▶ **Task**: Your task is to filter the data below down to the lines holding "will".

== Material shown

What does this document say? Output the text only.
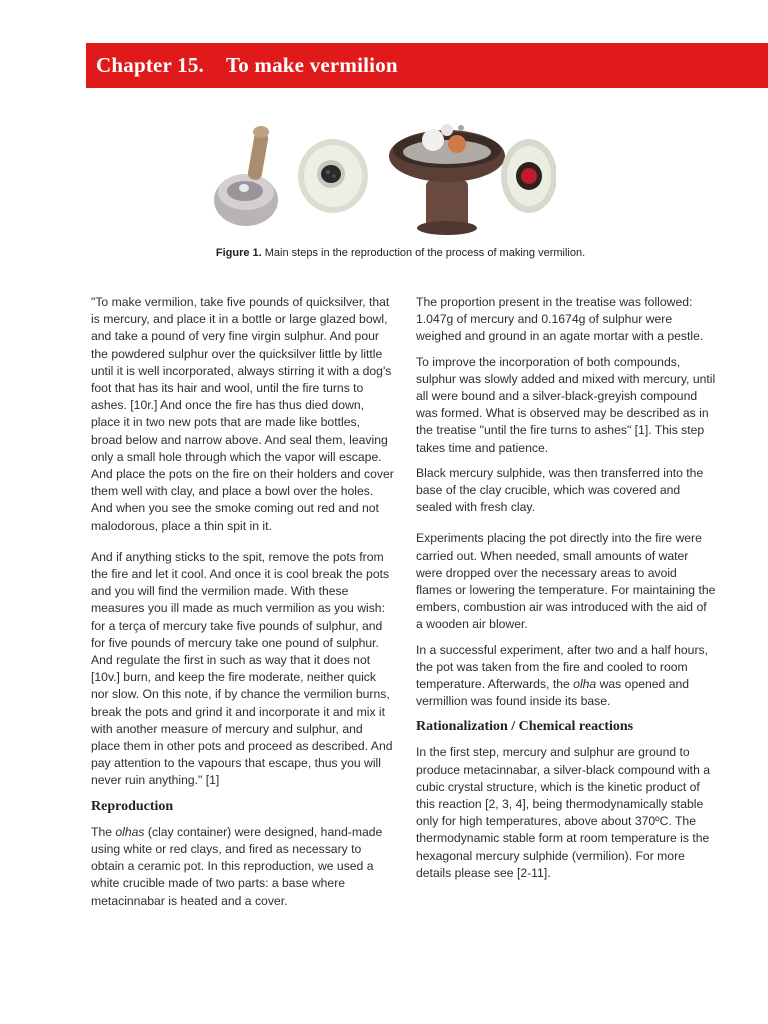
Chapter 15. To make vermilion
Figure 1. Main steps in the reproduction of the process of making vermilion.

"To make vermilion, take five pounds of quicksilver, that is mercury, and place it in a bottle or large glazed bowl, and take a pound of very fine virgin sulphur. And pour the powdered sulphur over the quicksilver little by little until it is well incorporated, always stirring it with a dog's foot that has its hair and wool, until the fire turns to ashes. [10r.] And once the fire has thus died down, place it in two new pots that are made like bottles, broad below and narrow above. And seal them, leaving only a small hole through which the vapor will escape. And place the pots on the fire on their holders and cover them well with clay, and place a bowl over the holes. And when you see the smoke coming out red and not malodorous, place a thin spit in it.

And if anything sticks to the spit, remove the pots from the fire and let it cool. And once it is cool break the pots and you will find the vermilion made. With these measures you ill made as much vermilion as you wish: for a terça of mercury take five pounds of sulphur, and for five pounds of mercury take one pound of sulphur. And regulate the first in such as way that it does not [10v.] burn, and keep the fire moderate, neither quick nor slow. On this note, if by chance the vermilion burns, break the pots and grind it and incorporate it and mix it with another measure of mercury and sulphur, and place them in other pots and proceed as described. And pay attention to the vapours that escape, thus you will never ruin anything." [1]

Reproduction

The olhas (clay container) were designed, hand-made using white or red clays, and fired as necessary to obtain a ceramic pot. In this reproduction, we used a white crucible made of two parts: a base where metacinnabar is heated and a cover.

The proportion present in the treatise was followed: 1.047g of mercury and 0.1674g of sulphur were weighed and ground in an agate mortar with a pestle.

To improve the incorporation of both compounds, sulphur was slowly added and mixed with mercury, until all were bound and a silver-black-greyish compound was formed. What is observed may be described as in the treatise "until the fire turns to ashes" [1]. This step takes time and patience.

Black mercury sulphide, was then transferred into the base of the clay crucible, which was covered and sealed with fresh clay.

Experiments placing the pot directly into the fire were carried out. When needed, small amounts of water were dropped over the necessary areas to avoid flames or lowering the temperature. For maintaining the embers, combustion air was introduced with the aid of a wooden air blower.

In a successful experiment, after two and a half hours, the pot was taken from the fire and cooled to room temperature. Afterwards, the olha was opened and vermillion was found inside its base.

Rationalization / Chemical reactions

In the first step, mercury and sulphur are ground to produce metacinnabar, a silver-black compound with a cubic crystal structure, which is the kinetic product of this reaction [2, 3, 4], being thermodynamically stable only for high temperatures, above about 370ºC. The thermodynamic stable form at room temperature is the hexagonal mercury sulphide (vermilion). For more details please see [2-11].
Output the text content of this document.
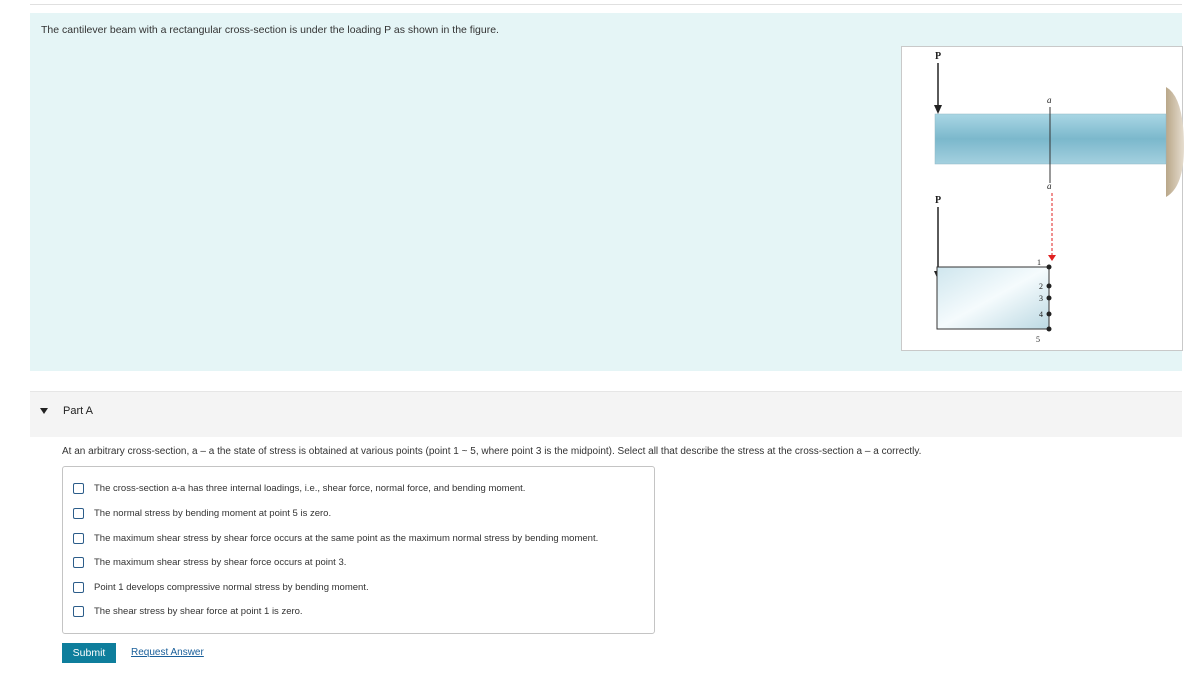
The cantilever beam with a rectangular cross-section is under the loading P as shown in the figure.
P
a
a
P
1
2
3
4
5
Part A
At an arbitrary cross-section, a – a the state of stress is obtained at various points (point 1 ~ 5, where point 3 is the midpoint). Select all that describe the stress at the cross-section a – a correctly.
The cross-section a-a has three internal loadings, i.e., shear force, normal force, and bending moment.
The normal stress by bending moment at point 5 is zero.
The maximum shear stress by shear force occurs at the same point as the maximum normal stress by bending moment.
The maximum shear stress by shear force occurs at point 3.
Point 1 develops compressive normal stress by bending moment.
The shear stress by shear force at point 1 is zero.
Submit	Request Answer
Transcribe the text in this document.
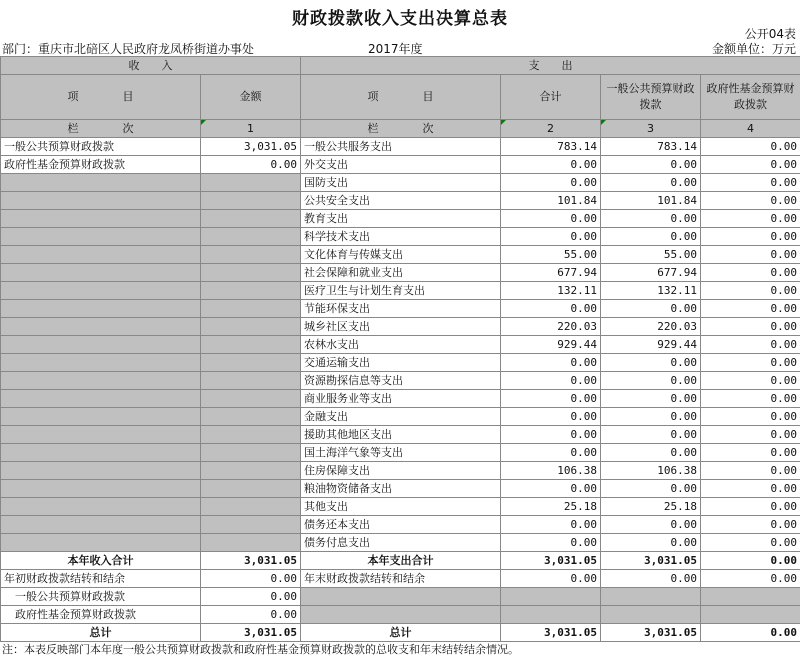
财政拨款收入支出决算总表
公开04表
部门：重庆市北碚区人民政府龙凤桥街道办事处	2017年度	金额单位：万元
收　　入		支　　出			
项　　　　目	金额	项　　　　目	合计	一般公共预算财政拨款	政府性基金预算财政拨款
栏　　　　次	1	栏　　　　次	2	3	4
一般公共预算财政拨款	3,031.05	一般公共服务支出	783.14	783.14	0.00
政府性基金预算财政拨款	0.00	外交支出	0.00	0.00	0.00
		国防支出	0.00	0.00	0.00
		公共安全支出	101.84	101.84	0.00
		教育支出	0.00	0.00	0.00
		科学技术支出	0.00	0.00	0.00
		文化体育与传媒支出	55.00	55.00	0.00
		社会保障和就业支出	677.94	677.94	0.00
		医疗卫生与计划生育支出	132.11	132.11	0.00
		节能环保支出	0.00	0.00	0.00
		城乡社区支出	220.03	220.03	0.00
		农林水支出	929.44	929.44	0.00
		交通运输支出	0.00	0.00	0.00
		资源勘探信息等支出	0.00	0.00	0.00
		商业服务业等支出	0.00	0.00	0.00
		金融支出	0.00	0.00	0.00
		援助其他地区支出	0.00	0.00	0.00
		国土海洋气象等支出	0.00	0.00	0.00
		住房保障支出	106.38	106.38	0.00
		粮油物资储备支出	0.00	0.00	0.00
		其他支出	25.18	25.18	0.00
		债务还本支出	0.00	0.00	0.00
		债务付息支出	0.00	0.00	0.00
本年收入合计	3,031.05	本年支出合计	3,031.05	3,031.05	0.00
年初财政拨款结转和结余	0.00	年末财政拨款结转和结余	0.00	0.00	0.00
一般公共预算财政拨款	0.00				
政府性基金预算财政拨款	0.00				
总计	3,031.05	总计	3,031.05	3,031.05	0.00
注：本表反映部门本年度一般公共预算财政拨款和政府性基金预算财政拨款的总收支和年末结转结余情况。
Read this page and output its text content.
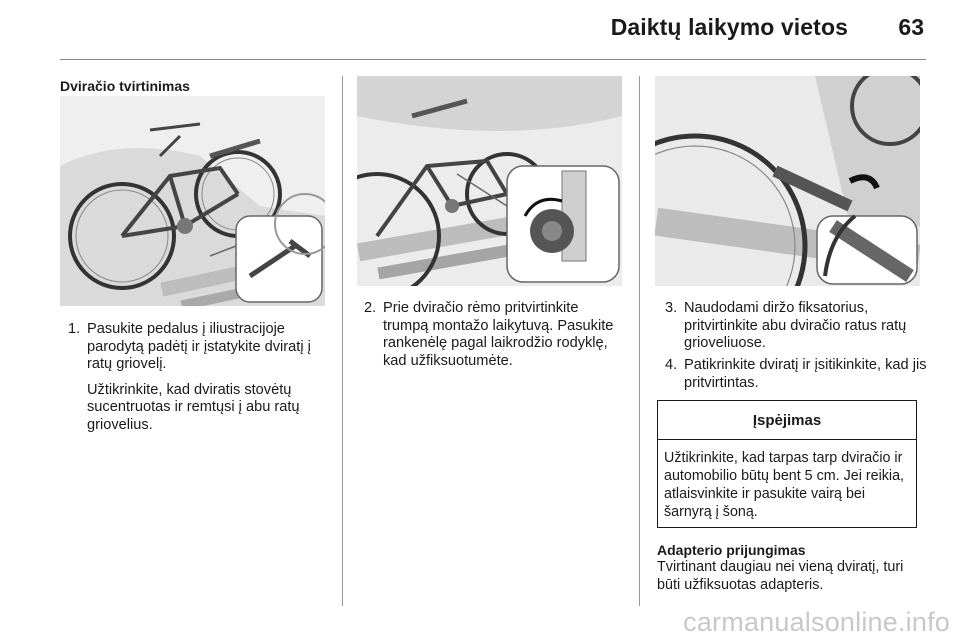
Daiktų laikymo vietos 63
Dviračio tvirtinimas
1. Pasukite pedalus į iliustracijoje parodytą padėtį ir įstatykite dviratį į ratų griovelį.
Užtikrinkite, kad dviratis stovėtų sucentruotas ir remtųsi į abu ratų griovelius.
2. Prie dviračio rėmo pritvirtinkite trumpą montažo laikytuvą. Pasukite rankenėlę pagal laikrodžio rodyklę, kad užfiksuotumėte.
3. Naudodami diržo fiksatorius, pritvirtinkite abu dviračio ratus ratų grioveliuose.
4. Patikrinkite dviratį ir įsitikinkite, kad jis pritvirtintas.
Įspėjimas
Užtikrinkite, kad tarpas tarp dviračio ir automobilio būtų bent 5 cm. Jei reikia, atlaisvinkite ir pasukite vairą bei šarnyrą į šoną.
Adapterio prijungimas
Tvirtinant daugiau nei vieną dviratį, turi būti užfiksuotas adapteris.
carmanualsonline.info
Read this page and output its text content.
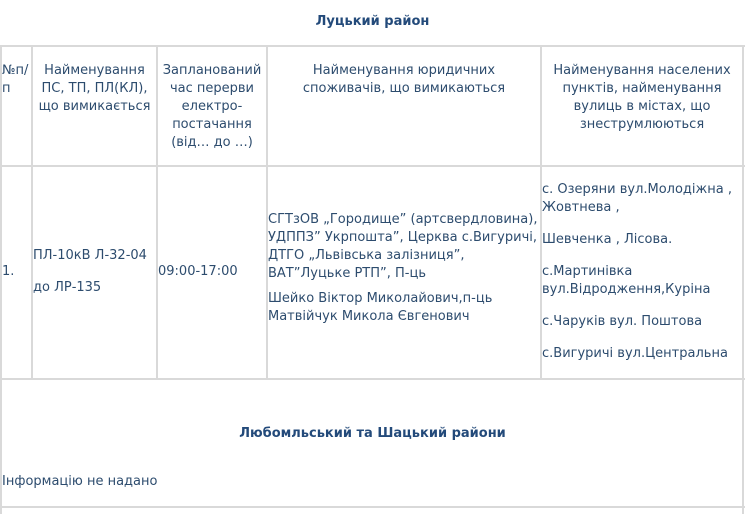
Луцький район
№п/п
Найменування ПС, ТП, ПЛ(КЛ), що вимикається
Запланований час перерви електро-постачання (від… до …)
Найменування юридичних споживачів, що вимикаються
Найменування населених пунктів, найменування вулиць в містах, що знеструмлюються
1.

ПЛ-10кВ Л-32-04

до ЛР-135

09:00-17:00

СГТзОВ „Городище” (артсвердловина), УДППЗ” Укрпошта”, Церква с.Вигуричі, ДТГО „Львівська залізниця”, ВАТ”Луцьке РТП”, П-ць

Шейко Віктор Миколайович,п-ць Матвійчук Микола Євгенович

с. Озеряни вул.Молодіжна , Жовтнева ,

Шевченка , Лісова.

с.Мартинівка вул.Відродження,Куріна

с.Чаруків вул. Поштова

с.Вигуричі вул.Центральна

Любомльський та Шацький райони
Інформацію не надано
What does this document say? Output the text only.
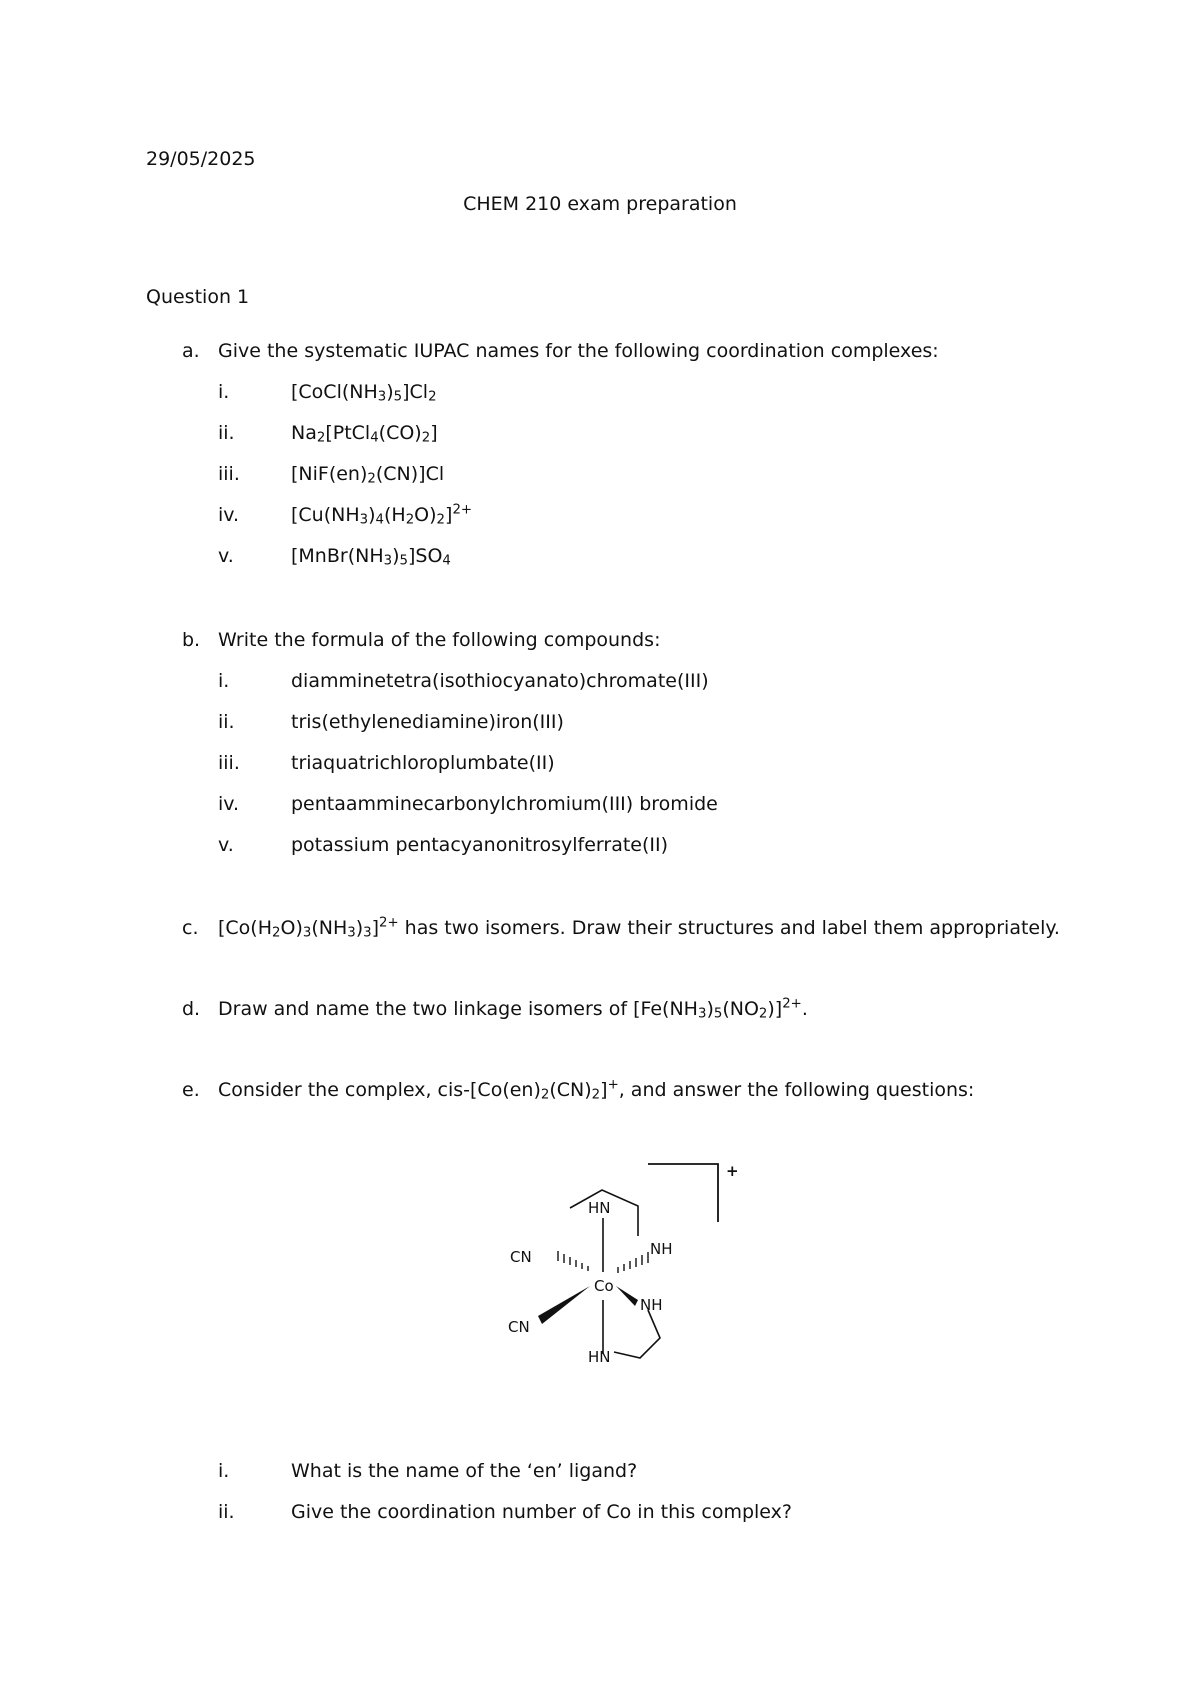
29/05/2025
CHEM 210 exam preparation
Question 1
a. Give the systematic IUPAC names for the following coordination complexes:
i.	$[CoCl(NH_3)_5]Cl_2$
ii.	$Na_2[PtCl_4(CO)_2]$
iii.	$[NiF(en)_2(CN)]Cl$
iv.	$[Cu(NH_3)_4(H_2O)_2]^{2+}$
v.	$[MnBr(NH_3)_5]SO_4$
b. Write the formula of the following compounds:
i.	diamminetetra(isothiocyanato)chromate(III)
ii.	tris(ethylenediamine)iron(III)
iii.	triaquatrichloroplumbate(II)
iv.	pentaamminecarbonylchromium(III) bromide
v.	potassium pentacyanonitrosylferrate(II)
c. $[Co(H_2O)_3(NH_3)_3]^{2+}$ has two isomers. Draw their structures and label them appropriately.
d. Draw and name the two linkage isomers of $[Fe(NH_3)_5(NO_2)]^{2+}$.
e. Consider the complex, cis-$[Co(en)_2(CN)_2]^+$, and answer the following questions:
+
HN
NH
CN
Co
NH
CN
HN
i.	What is the name of the ‘en’ ligand?
ii.	Give the coordination number of Co in this complex?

====

▶ **Answer for this exercise**:
"To make vermilion, take five pounds of quicksilver, that is mercury, and place it in a bottle or large glazed bowl, and take a pound of very fine virgin sulphur. And pour the powdered sulphur over the quicksilver little by little until it is well incorporated, always stirring it with a dog's foot that has its hair and wool, until the fire turns to ashes. [10r.] And once the fire has thus died down, place it in two new pots that are made like bottles, broad below and narrow above. And seal them, leaving only a small hole through which the vapor will escape. And place the pots on the fire on their holders and cover them well with clay, and place a bowl over the holes. And when you see the smoke coming out red and not malodorous, place a thin spit in it.
And if anything sticks to the spit, remove the pots from the fire and let it cool. And once it is cool break the pots and you will find the vermilion made. With these measures you ill made as much vermilion as you wish: for a terça of mercury take five pounds of sulphur, and for five pounds of mercury take one pound of sulphur. And regulate the first in such as way that it does not [10v.] burn, and keep the fire moderate, neither quick nor slow. On this note, if by chance the vermilion burns, break the pots and grind it and incorporate it and mix it with another measure of mercury and sulphur, and place them in other pots and proceed as described. And pay attention to the vapours that escape, thus you will never ruin anything." [1]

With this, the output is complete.